## Supplied data

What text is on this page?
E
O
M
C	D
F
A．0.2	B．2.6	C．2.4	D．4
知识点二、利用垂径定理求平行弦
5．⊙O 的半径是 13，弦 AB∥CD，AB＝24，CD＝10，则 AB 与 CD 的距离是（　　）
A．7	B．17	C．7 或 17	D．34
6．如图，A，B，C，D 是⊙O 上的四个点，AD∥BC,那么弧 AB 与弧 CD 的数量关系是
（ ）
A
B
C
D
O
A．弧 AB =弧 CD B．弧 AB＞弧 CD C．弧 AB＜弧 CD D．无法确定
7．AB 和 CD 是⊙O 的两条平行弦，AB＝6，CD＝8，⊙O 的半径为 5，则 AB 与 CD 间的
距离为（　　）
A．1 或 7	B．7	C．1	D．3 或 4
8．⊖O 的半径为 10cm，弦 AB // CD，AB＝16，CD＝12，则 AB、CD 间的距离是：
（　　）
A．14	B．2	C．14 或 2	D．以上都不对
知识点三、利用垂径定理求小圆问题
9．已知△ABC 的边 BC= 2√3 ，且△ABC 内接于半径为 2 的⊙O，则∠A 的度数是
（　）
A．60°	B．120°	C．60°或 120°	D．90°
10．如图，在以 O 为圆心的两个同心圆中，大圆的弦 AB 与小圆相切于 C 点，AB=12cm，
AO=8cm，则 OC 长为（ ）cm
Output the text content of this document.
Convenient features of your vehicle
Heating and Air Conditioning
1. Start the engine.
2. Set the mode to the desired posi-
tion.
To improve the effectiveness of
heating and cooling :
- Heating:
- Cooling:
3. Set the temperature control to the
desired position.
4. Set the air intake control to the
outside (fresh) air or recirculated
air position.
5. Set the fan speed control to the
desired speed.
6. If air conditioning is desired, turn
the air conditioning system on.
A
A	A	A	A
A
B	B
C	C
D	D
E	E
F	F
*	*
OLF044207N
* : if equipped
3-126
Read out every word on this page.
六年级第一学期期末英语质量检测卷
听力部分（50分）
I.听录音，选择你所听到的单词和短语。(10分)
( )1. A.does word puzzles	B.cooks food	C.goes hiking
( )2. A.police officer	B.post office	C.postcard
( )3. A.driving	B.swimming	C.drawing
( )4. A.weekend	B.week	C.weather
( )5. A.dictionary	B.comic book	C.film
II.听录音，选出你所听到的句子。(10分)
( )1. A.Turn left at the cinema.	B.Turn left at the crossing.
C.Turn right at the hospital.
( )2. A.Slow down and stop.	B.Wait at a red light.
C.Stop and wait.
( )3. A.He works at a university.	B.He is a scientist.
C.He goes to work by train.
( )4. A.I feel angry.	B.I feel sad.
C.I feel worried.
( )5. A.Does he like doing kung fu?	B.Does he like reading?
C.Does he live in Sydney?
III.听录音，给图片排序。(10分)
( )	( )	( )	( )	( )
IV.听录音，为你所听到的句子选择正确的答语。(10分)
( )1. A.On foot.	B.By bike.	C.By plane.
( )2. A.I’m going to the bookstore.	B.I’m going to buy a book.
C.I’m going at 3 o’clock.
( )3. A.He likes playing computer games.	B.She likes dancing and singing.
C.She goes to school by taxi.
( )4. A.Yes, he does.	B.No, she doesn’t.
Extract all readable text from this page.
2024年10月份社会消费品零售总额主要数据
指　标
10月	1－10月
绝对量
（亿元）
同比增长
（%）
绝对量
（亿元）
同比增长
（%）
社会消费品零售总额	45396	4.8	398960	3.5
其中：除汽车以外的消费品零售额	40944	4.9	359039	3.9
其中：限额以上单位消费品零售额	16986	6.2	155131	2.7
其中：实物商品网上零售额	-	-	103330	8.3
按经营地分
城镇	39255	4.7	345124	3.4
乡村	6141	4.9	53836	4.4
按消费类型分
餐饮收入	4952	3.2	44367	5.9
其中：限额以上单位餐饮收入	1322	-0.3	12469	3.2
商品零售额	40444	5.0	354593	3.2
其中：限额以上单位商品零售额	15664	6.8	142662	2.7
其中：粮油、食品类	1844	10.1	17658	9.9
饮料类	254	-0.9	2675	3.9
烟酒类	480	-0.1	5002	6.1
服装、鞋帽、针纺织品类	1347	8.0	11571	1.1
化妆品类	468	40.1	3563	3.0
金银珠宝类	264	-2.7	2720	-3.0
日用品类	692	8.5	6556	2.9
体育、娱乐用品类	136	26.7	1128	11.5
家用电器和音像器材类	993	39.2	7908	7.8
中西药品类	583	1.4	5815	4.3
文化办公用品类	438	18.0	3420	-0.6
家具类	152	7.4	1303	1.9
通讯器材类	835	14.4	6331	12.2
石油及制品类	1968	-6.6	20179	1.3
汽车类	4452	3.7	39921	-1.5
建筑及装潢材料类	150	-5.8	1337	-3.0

## What you are asked to do
Go through the preceding material and copy each line that has the word "this".

## Exercise response
What text is on this page?
Output the text content of this document.
Read out every word on this page.
Extract all readable text from this page.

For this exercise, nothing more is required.